─── Extracted records ───
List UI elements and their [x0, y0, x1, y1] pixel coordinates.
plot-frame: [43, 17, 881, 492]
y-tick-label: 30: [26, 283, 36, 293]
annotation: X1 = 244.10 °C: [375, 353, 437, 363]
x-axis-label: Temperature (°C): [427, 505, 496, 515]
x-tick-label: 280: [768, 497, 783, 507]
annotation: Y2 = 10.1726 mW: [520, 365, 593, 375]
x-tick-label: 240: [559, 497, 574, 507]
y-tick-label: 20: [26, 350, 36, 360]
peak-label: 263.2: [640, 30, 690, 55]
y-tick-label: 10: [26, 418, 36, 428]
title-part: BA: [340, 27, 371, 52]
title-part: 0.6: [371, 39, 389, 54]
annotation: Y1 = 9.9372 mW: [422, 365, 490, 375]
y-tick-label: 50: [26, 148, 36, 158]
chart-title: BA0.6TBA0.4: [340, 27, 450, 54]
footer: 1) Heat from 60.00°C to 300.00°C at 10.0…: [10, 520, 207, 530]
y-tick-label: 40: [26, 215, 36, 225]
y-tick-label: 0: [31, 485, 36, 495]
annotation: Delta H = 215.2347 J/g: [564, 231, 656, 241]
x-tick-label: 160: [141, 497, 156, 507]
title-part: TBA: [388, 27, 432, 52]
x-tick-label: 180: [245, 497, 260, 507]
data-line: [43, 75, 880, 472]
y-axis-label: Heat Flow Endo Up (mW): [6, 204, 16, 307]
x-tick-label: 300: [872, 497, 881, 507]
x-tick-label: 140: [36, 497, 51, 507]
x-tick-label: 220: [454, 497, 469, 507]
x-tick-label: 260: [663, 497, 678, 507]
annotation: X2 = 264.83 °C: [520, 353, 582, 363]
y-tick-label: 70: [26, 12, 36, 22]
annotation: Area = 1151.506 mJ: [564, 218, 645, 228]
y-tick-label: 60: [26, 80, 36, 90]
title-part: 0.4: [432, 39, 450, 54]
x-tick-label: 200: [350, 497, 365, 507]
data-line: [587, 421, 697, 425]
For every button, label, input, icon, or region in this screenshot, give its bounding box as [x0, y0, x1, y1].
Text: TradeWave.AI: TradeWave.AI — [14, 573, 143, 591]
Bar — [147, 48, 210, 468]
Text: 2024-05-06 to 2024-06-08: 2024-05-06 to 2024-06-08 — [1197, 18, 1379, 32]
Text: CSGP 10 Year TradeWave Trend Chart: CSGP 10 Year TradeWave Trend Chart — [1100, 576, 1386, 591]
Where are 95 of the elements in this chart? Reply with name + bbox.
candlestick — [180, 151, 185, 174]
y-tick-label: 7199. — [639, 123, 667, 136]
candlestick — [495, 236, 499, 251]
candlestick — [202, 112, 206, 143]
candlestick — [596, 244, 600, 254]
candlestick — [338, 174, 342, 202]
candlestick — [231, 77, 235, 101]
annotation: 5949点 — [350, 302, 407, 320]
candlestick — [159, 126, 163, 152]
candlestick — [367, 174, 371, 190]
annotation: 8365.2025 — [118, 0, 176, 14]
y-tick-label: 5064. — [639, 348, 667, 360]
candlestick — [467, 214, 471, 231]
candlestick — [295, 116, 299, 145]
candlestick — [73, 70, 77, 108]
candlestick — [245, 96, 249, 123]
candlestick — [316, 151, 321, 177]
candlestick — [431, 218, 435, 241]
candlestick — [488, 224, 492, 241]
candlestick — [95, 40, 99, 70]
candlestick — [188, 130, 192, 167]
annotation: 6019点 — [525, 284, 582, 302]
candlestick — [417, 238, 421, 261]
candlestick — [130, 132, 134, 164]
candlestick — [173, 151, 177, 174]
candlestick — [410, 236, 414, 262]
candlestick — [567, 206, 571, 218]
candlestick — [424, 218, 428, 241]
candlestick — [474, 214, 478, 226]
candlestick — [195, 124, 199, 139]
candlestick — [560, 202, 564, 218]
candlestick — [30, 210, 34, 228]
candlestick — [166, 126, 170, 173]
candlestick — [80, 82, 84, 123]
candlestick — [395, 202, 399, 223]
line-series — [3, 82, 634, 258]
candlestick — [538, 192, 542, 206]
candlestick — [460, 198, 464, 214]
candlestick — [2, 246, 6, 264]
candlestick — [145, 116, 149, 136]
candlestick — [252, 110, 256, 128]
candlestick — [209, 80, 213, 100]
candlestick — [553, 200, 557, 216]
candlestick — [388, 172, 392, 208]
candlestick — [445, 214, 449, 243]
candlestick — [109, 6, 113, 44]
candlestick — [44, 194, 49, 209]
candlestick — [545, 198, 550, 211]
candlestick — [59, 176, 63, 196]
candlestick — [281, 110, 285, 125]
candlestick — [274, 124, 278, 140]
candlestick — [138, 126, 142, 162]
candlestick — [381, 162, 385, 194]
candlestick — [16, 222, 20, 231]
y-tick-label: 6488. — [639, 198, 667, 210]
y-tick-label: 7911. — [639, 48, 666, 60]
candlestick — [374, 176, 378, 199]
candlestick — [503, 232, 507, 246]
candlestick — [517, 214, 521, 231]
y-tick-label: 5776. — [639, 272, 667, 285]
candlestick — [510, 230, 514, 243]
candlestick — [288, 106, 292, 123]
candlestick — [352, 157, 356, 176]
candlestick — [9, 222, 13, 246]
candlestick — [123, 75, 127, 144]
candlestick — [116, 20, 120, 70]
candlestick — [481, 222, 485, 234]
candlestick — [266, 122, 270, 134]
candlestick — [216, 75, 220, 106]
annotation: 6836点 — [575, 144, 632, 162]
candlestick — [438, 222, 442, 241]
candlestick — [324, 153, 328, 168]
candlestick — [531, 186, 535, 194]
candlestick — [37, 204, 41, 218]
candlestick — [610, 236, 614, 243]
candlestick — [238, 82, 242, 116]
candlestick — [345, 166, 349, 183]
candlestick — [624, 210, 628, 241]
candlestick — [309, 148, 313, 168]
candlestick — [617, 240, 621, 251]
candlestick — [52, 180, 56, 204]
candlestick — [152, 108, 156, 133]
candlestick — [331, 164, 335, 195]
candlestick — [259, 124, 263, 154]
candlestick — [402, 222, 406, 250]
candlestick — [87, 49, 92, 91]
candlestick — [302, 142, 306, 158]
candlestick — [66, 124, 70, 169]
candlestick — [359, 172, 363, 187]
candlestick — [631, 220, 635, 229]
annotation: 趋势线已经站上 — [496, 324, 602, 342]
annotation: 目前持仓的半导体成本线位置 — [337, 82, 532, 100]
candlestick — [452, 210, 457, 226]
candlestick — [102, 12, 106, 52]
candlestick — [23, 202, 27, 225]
───
— Required work —
Rewrite every one of the rows above, putting "price bar" wherever "candlestick" appears and leaving everything else as it is.

— Result of this exercise —
List UI elements and their [x0, y0, x1, y1] pixel coordinates.
plot-frame: [43, 17, 881, 492]
y-tick-label: 30: [26, 283, 36, 293]
annotation: X1 = 244.10 °C: [375, 353, 437, 363]
x-axis-label: Temperature (°C): [427, 505, 496, 515]
x-tick-label: 280: [768, 497, 783, 507]
annotation: Y2 = 10.1726 mW: [520, 365, 593, 375]
x-tick-label: 240: [559, 497, 574, 507]
y-tick-label: 20: [26, 350, 36, 360]
peak-label: 263.2: [640, 30, 690, 55]
y-tick-label: 10: [26, 418, 36, 428]
title-part: BA: [340, 27, 371, 52]
title-part: 0.6: [371, 39, 389, 54]
annotation: Y1 = 9.9372 mW: [422, 365, 490, 375]
y-tick-label: 50: [26, 148, 36, 158]
chart-title: BA0.6TBA0.4: [340, 27, 450, 54]
footer: 1) Heat from 60.00°C to 300.00°C at 10.0…: [10, 520, 207, 530]
y-tick-label: 40: [26, 215, 36, 225]
y-tick-label: 0: [31, 485, 36, 495]
annotation: Delta H = 215.2347 J/g: [564, 231, 656, 241]
x-tick-label: 160: [141, 497, 156, 507]
title-part: TBA: [388, 27, 432, 52]
x-tick-label: 180: [245, 497, 260, 507]
data-line: [43, 75, 880, 472]
y-axis-label: Heat Flow Endo Up (mW): [6, 204, 16, 307]
x-tick-label: 300: [872, 497, 881, 507]
x-tick-label: 140: [36, 497, 51, 507]
x-tick-label: 220: [454, 497, 469, 507]
x-tick-label: 260: [663, 497, 678, 507]
annotation: X2 = 264.83 °C: [520, 353, 582, 363]
y-tick-label: 70: [26, 12, 36, 22]
annotation: Area = 1151.506 mJ: [564, 218, 645, 228]
y-tick-label: 60: [26, 80, 36, 90]
title-part: 0.4: [432, 39, 450, 54]
x-tick-label: 200: [350, 497, 365, 507]
data-line: [587, 421, 697, 425]
For every button, label, input, icon, or region in this screenshot, give its bounding box as [x0, y0, x1, y1].
Text: TradeWave.AI: TradeWave.AI — [14, 573, 143, 591]
Bar — [147, 48, 210, 468]
Text: 2024-05-06 to 2024-06-08: 2024-05-06 to 2024-06-08 — [1197, 18, 1379, 32]
Text: CSGP 10 Year TradeWave Trend Chart: CSGP 10 Year TradeWave Trend Chart — [1100, 576, 1386, 591]
Where are 95 of the elements in this chart? Reply with name + bbox.
price bar — [180, 151, 185, 174]
y-tick-label: 7199. — [639, 123, 667, 136]
price bar — [495, 236, 499, 251]
price bar — [202, 112, 206, 143]
price bar — [596, 244, 600, 254]
price bar — [338, 174, 342, 202]
price bar — [231, 77, 235, 101]
annotation: 5949点 — [350, 302, 407, 320]
price bar — [159, 126, 163, 152]
price bar — [367, 174, 371, 190]
annotation: 8365.2025 — [118, 0, 176, 14]
y-tick-label: 5064. — [639, 348, 667, 360]
price bar — [467, 214, 471, 231]
price bar — [295, 116, 299, 145]
price bar — [73, 70, 77, 108]
price bar — [245, 96, 249, 123]
price bar — [316, 151, 321, 177]
price bar — [431, 218, 435, 241]
price bar — [488, 224, 492, 241]
price bar — [95, 40, 99, 70]
price bar — [188, 130, 192, 167]
annotation: 6019点 — [525, 284, 582, 302]
price bar — [417, 238, 421, 261]
price bar — [130, 132, 134, 164]
price bar — [173, 151, 177, 174]
price bar — [410, 236, 414, 262]
price bar — [567, 206, 571, 218]
price bar — [424, 218, 428, 241]
price bar — [474, 214, 478, 226]
price bar — [195, 124, 199, 139]
price bar — [560, 202, 564, 218]
price bar — [30, 210, 34, 228]
price bar — [166, 126, 170, 173]
price bar — [80, 82, 84, 123]
price bar — [395, 202, 399, 223]
line-series — [3, 82, 634, 258]
price bar — [538, 192, 542, 206]
price bar — [460, 198, 464, 214]
price bar — [2, 246, 6, 264]
price bar — [145, 116, 149, 136]
price bar — [252, 110, 256, 128]
price bar — [209, 80, 213, 100]
price bar — [553, 200, 557, 216]
price bar — [388, 172, 392, 208]
price bar — [445, 214, 449, 243]
price bar — [109, 6, 113, 44]
price bar — [44, 194, 49, 209]
price bar — [545, 198, 550, 211]
price bar — [59, 176, 63, 196]
price bar — [281, 110, 285, 125]
price bar — [274, 124, 278, 140]
price bar — [138, 126, 142, 162]
price bar — [381, 162, 385, 194]
price bar — [16, 222, 20, 231]
y-tick-label: 6488. — [639, 198, 667, 210]
y-tick-label: 7911. — [639, 48, 666, 60]
price bar — [374, 176, 378, 199]
price bar — [503, 232, 507, 246]
price bar — [517, 214, 521, 231]
y-tick-label: 5776. — [639, 272, 667, 285]
price bar — [510, 230, 514, 243]
price bar — [288, 106, 292, 123]
price bar — [352, 157, 356, 176]
price bar — [9, 222, 13, 246]
price bar — [123, 75, 127, 144]
price bar — [116, 20, 120, 70]
price bar — [481, 222, 485, 234]
price bar — [266, 122, 270, 134]
price bar — [216, 75, 220, 106]
annotation: 6836点 — [575, 144, 632, 162]
price bar — [438, 222, 442, 241]
price bar — [324, 153, 328, 168]
price bar — [531, 186, 535, 194]
price bar — [37, 204, 41, 218]
price bar — [610, 236, 614, 243]
price bar — [238, 82, 242, 116]
price bar — [345, 166, 349, 183]
price bar — [624, 210, 628, 241]
price bar — [309, 148, 313, 168]
price bar — [617, 240, 621, 251]
price bar — [52, 180, 56, 204]
price bar — [152, 108, 156, 133]
price bar — [331, 164, 335, 195]
price bar — [259, 124, 263, 154]
price bar — [402, 222, 406, 250]
price bar — [87, 49, 92, 91]
price bar — [302, 142, 306, 158]
price bar — [66, 124, 70, 169]
price bar — [359, 172, 363, 187]
price bar — [631, 220, 635, 229]
annotation: 趋势线已经站上 — [496, 324, 602, 342]
annotation: 目前持仓的半导体成本线位置 — [337, 82, 532, 100]
price bar — [452, 210, 457, 226]
price bar — [102, 12, 106, 52]
price bar — [23, 202, 27, 225]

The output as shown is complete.